**Task material**
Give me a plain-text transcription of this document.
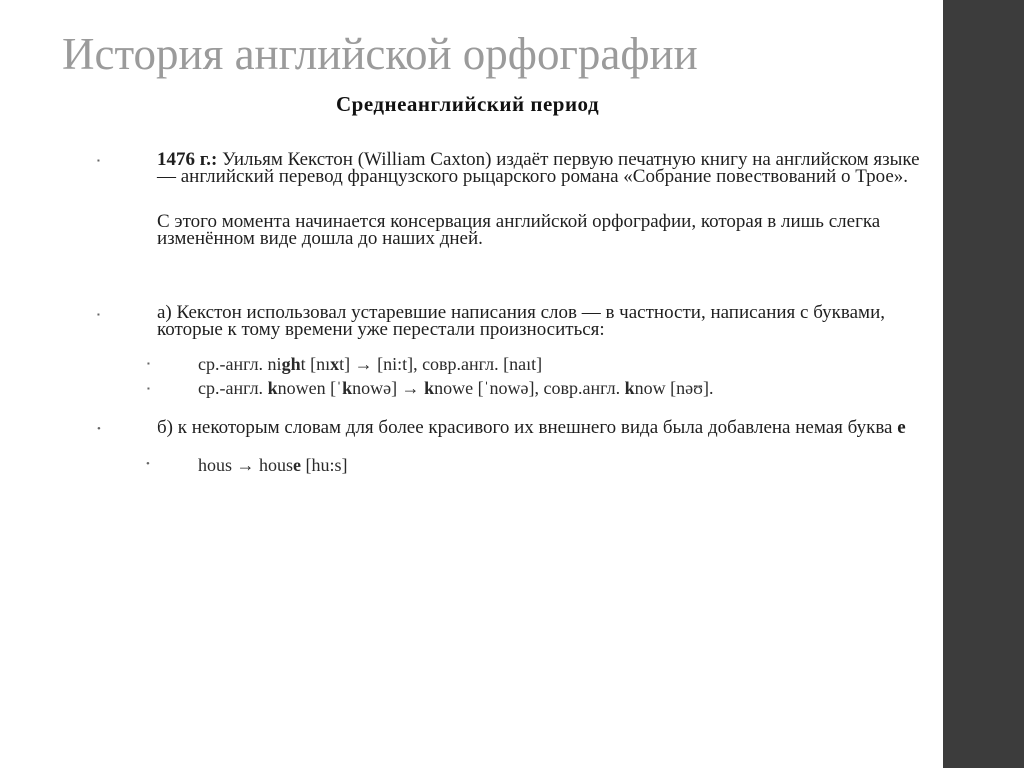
История английской орфографии
Среднеанглийский период
▪	1476 г.: Уильям Кекстон (William Caxton) издаёт первую печатную книгу на английском языке — английский перевод французского рыцарского романа «Собрание повествований о Трое».
С этого момента начинается консервация английской орфографии, которая в лишь слегка изменённом виде дошла до наших дней.
▪	а) Кекстон использовал устаревшие написания слов — в частности, написания с буквами, которые к тому времени уже перестали произноситься:
▪	ср.-англ. night [nıxt] → [ni:t], совр.англ. [naıt]
▪	ср.-англ. knowen [ˈknowə] → knowe [ˈnowə], совр.англ. know [nəʊ].
•	б) к некоторым словам для более красивого их внешнего вида была добавлена немая буква e
•	hous → house [hu:s]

**Required work**
From the data above, show each line that contains "Кекстон".

**Response for this exercise**
▪	1476 г.: Уильям Кекстон (William Caxton) издаёт первую печатную книгу на английском языке — английский перевод французского рыцарского романа «Собрание повествований о Трое».
▪	а) Кекстон использовал устаревшие написания слов — в частности, написания с буквами, которые к тому времени уже перестали произноситься:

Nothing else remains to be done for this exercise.